### [REQUEST]
Check each line of the records for "caret"; collect those that have it.

## BEGIN DATASET RECORDS

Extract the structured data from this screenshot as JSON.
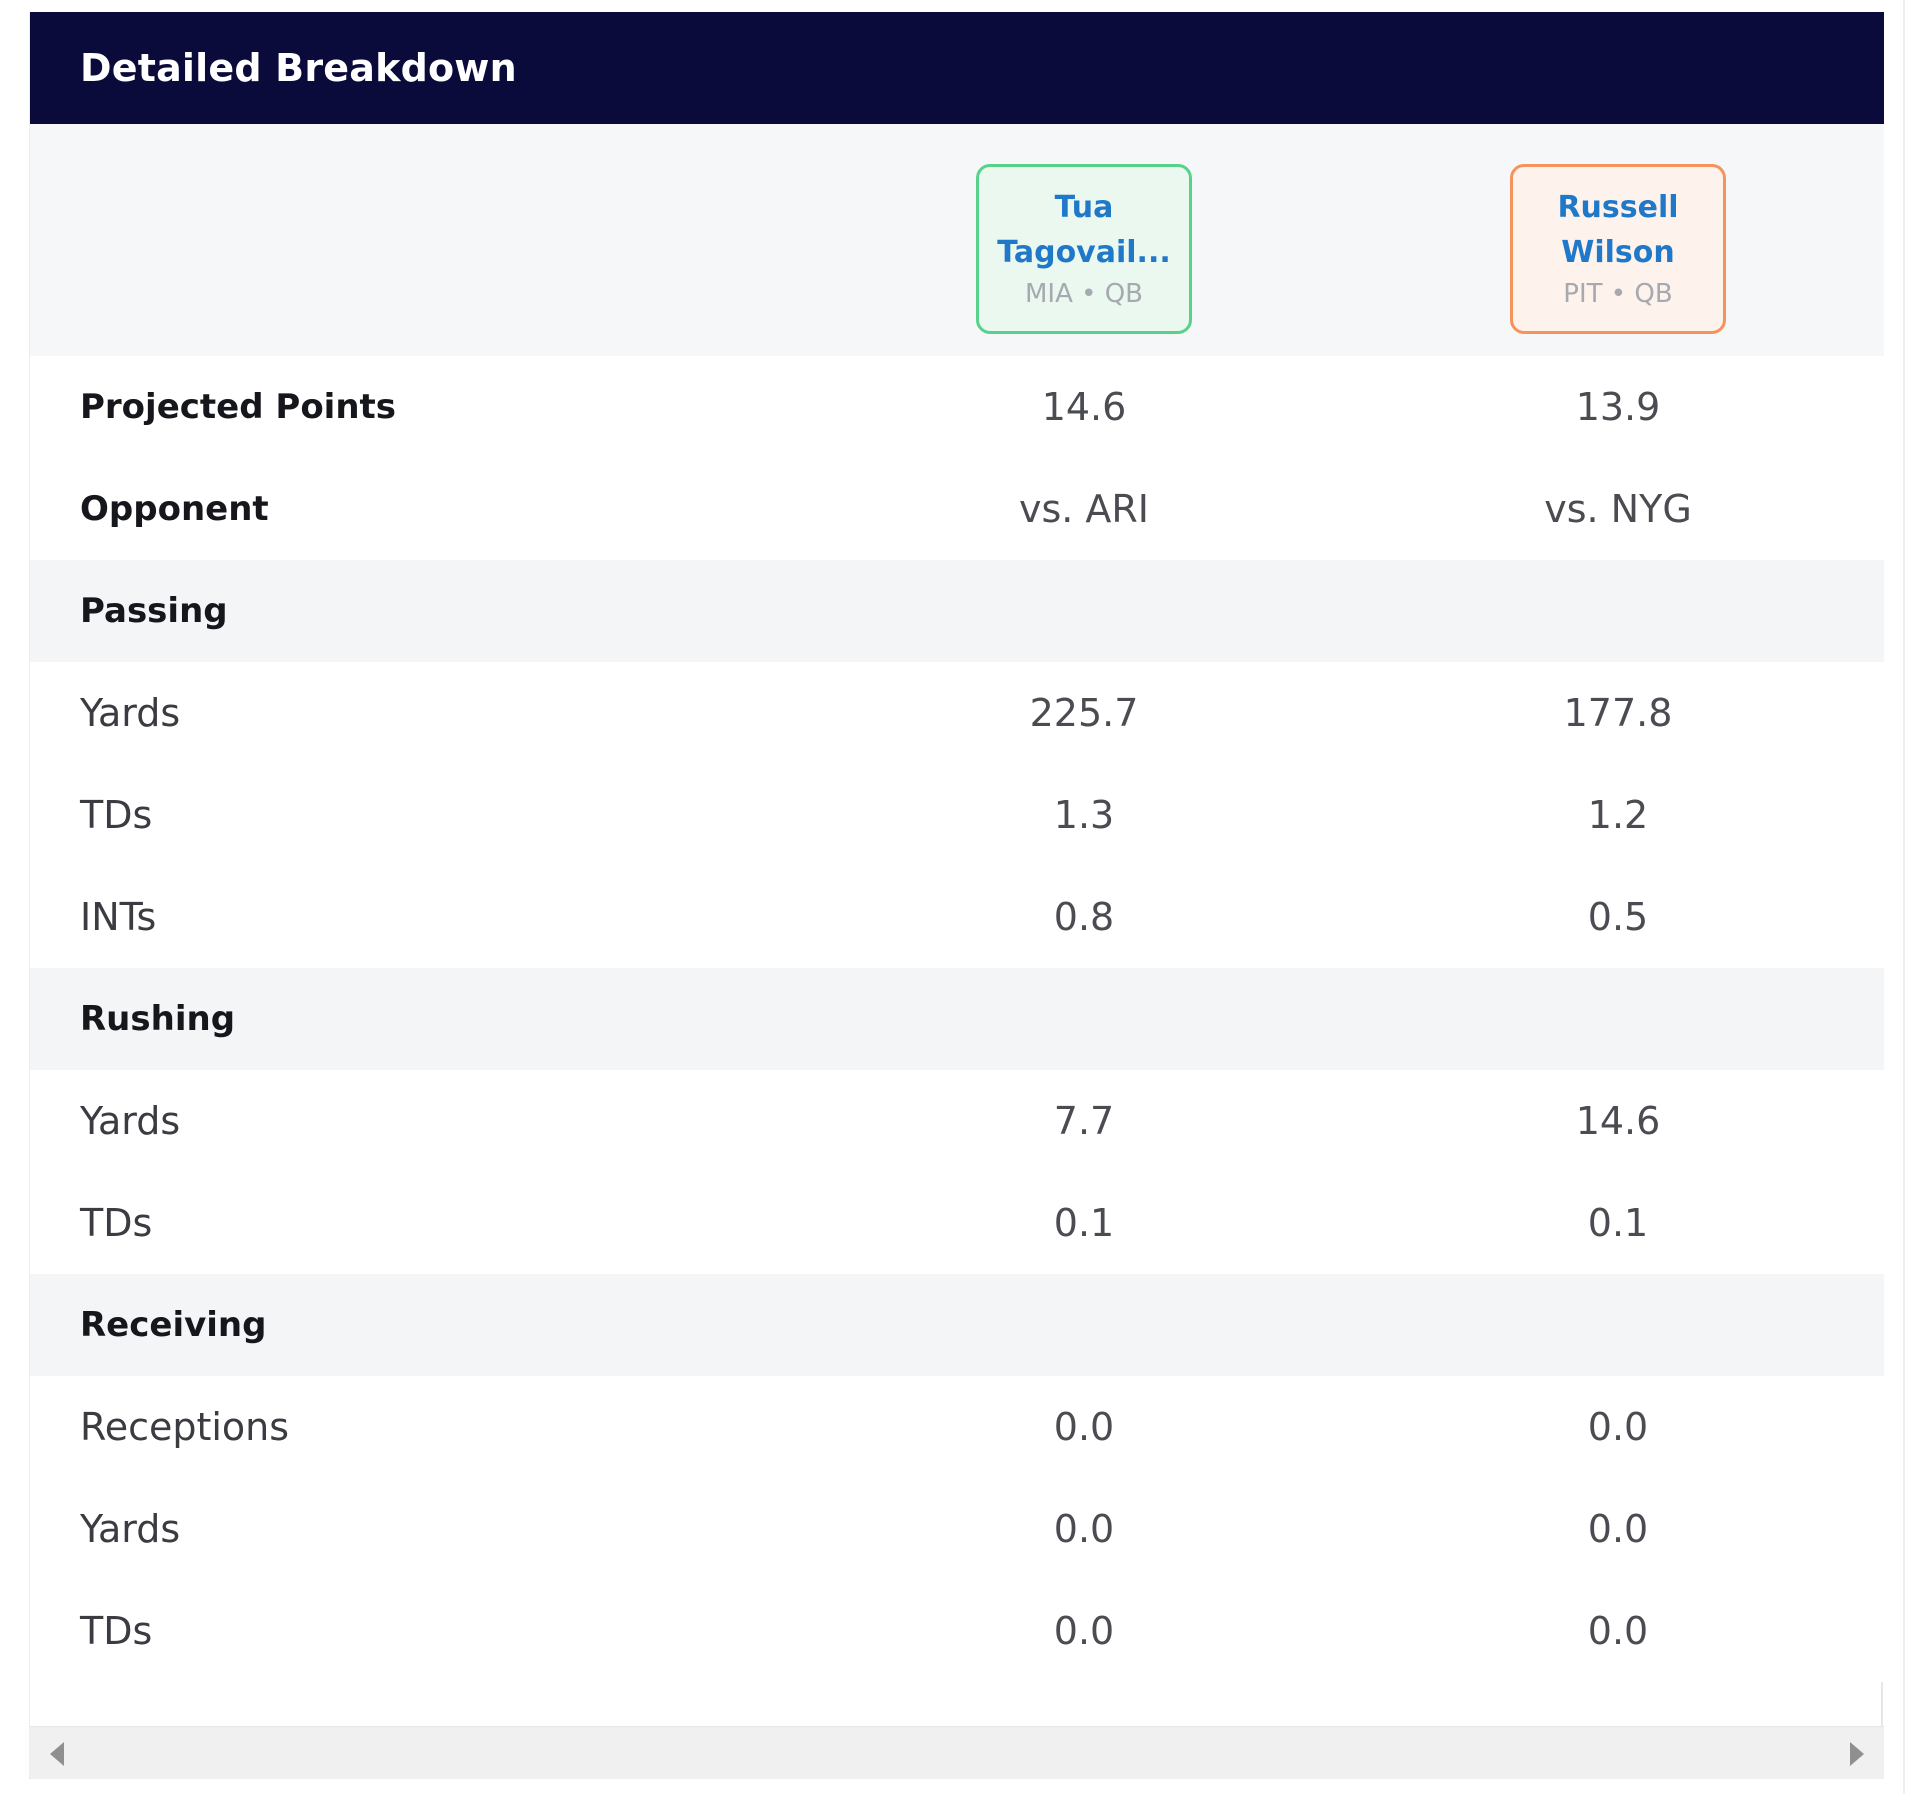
{
  "header": {
    "title": "Detailed Breakdown"
  },
  "players": [
    {
      "name": "Tua\nTagovail...",
      "meta": "MIA • QB",
      "border_color": "#58d18a",
      "bg_color": "#eaf8f0"
    },
    {
      "name": "Russell\nWilson",
      "meta": "PIT • QB",
      "border_color": "#f6935d",
      "bg_color": "#fdf2ec"
    }
  ],
  "rows": {
    "projected_points": {
      "label": "Projected Points",
      "p1": "14.6",
      "p2": "13.9"
    },
    "opponent": {
      "label": "Opponent",
      "p1": "vs. ARI",
      "p2": "vs. NYG"
    },
    "passing_header": {
      "label": "Passing"
    },
    "passing_yards": {
      "label": "Yards",
      "p1": "225.7",
      "p2": "177.8"
    },
    "passing_tds": {
      "label": "TDs",
      "p1": "1.3",
      "p2": "1.2"
    },
    "passing_ints": {
      "label": "INTs",
      "p1": "0.8",
      "p2": "0.5"
    },
    "rushing_header": {
      "label": "Rushing"
    },
    "rushing_yards": {
      "label": "Yards",
      "p1": "7.7",
      "p2": "14.6"
    },
    "rushing_tds": {
      "label": "TDs",
      "p1": "0.1",
      "p2": "0.1"
    },
    "receiving_header": {
      "label": "Receiving"
    },
    "receiving_receptions": {
      "label": "Receptions",
      "p1": "0.0",
      "p2": "0.0"
    },
    "receiving_yards": {
      "label": "Yards",
      "p1": "0.0",
      "p2": "0.0"
    },
    "receiving_tds": {
      "label": "TDs",
      "p1": "0.0",
      "p2": "0.0"
    }
  },
  "colors": {
    "header_bg": "#0a0b3a",
    "player_name": "#1f78c8",
    "section_bg": "#f4f5f7"
  },
  "icons": {
    "scroll_left": "caret-left-icon",
    "scroll_right": "caret-right-icon"
  }
}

## END DATASET RECORDS

### [THE OUTPUT]
    "scroll_left": "caret-left-icon",
    "scroll_right": "caret-right-icon"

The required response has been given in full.